───── Document excerpt ─────

Interviewer: Would you say your writing is closer to photography rather
than to music or the other arts?

Gangemi: Yes, closer to photography and drawing and painting. I started
out as a child who liked to draw. With different influences I might have
developed into an artist.

Interviewer: Other than constructing these verbal collages, how else,
if you could choose, would you make your work?

Gangemi: Possibly I would like to be some kind of collage artist. I would
still assemble, select and present in a manner that was pleasing to me.
Basically it would still be making an artistic order out of chaos.

Interviewer: How did you write The Interceptor Pilot? Your
works have a definite European feel to them; perhaps you could also tell
me who a few of your favorite artists are, or whom you might emulate.

Gangemi: The Interceptor Pilot was written in an entirely
different way. I got the idea for it in September of 1966, at about the
same time that the book begins. I had been out of the navy for over four
years, but I remembered a great deal about flying. In eight days of intense
effort I made notes about all aspects of the film, scissored and classified
them, and then typed them up in a coherent order. But I could do nothing
with these notes at that time. It was a film idea, and I was vastly inexperienced
in the literary world, let alone Hollywood and the film industry. My first
story had been published only a few months earlier, and I did not yet have
an agent. The idea for Pilot was excellent, but it required
a more mature writer. I didn’t know what to do, so I put the notes in a
file folder and almost forgot about them. Over three years passed. I acquired
an agent and published my first book, Olt. Then one day I
remembered my film idea. I figured I would rework it and send it to my
agent to see what she thought. I had planned on a two-week project, but
became re-involved in the idea, very excited by it, and spent eight months.
It was extremely difficult, for I was attempting to transfer film to the
typewritten page, an impossible task. Every sentence was a struggle and
a new challenge. In the end I had a 98-page manuscript that was a weird
kind of cinematic novel. I had never seen anything like The Interceptor
before, and neither had my agent. It took me ten years to
get the book published. Gerard-Georges Lemaire published a French translation
in Paris in 1975; and Marion Boyars published it in England and the United
States in 1980.

Interviewer: Favorite writers?

───── Material shown ─────

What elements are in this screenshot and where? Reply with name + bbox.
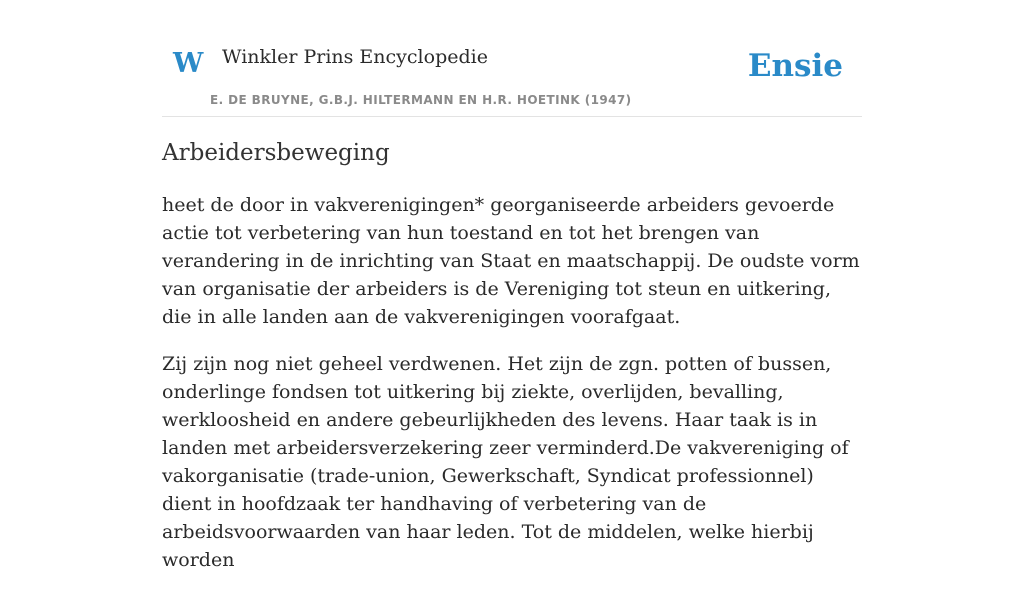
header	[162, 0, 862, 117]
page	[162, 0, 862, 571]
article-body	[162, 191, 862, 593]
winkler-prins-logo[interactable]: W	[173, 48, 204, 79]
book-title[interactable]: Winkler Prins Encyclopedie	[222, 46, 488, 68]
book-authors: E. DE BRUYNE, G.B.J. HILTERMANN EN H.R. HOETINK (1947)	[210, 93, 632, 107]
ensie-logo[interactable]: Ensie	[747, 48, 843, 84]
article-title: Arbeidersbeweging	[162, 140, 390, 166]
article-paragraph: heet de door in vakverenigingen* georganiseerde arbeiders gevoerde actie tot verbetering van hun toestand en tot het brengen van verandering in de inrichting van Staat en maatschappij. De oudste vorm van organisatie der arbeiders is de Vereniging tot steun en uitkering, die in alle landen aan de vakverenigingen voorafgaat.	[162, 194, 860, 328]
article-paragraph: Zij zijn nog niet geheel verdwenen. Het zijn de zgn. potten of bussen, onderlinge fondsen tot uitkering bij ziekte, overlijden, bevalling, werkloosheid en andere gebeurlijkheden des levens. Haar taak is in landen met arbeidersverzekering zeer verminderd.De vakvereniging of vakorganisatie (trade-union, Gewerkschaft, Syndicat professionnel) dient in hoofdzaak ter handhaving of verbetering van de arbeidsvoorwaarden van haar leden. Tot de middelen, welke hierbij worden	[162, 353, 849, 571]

─────

● Work to complete
[1] Retype the stretch of the Gangemi interview from "It was extremely" through "States in 1980.".
[2] In the Gangemi interview, how long did Gangemi end up spending on reworking the film idea, which had been planned as a two-week project?

● Full answers
[1]
It was extremely difficult, for I was attempting to transfer film to the
typewritten page, an impossible task. Every sentence was a struggle and
a new challenge. In the end I had a 98-page manuscript that was a weird
kind of cinematic novel. I had never seen anything like The Interceptor
before, and neither had my agent. It took me ten years to
get the book published. Gerard-Georges Lemaire published a French translation
in Paris in 1975; and Marion Boyars published it in England and the United
States in 1980.

[2] Eight months.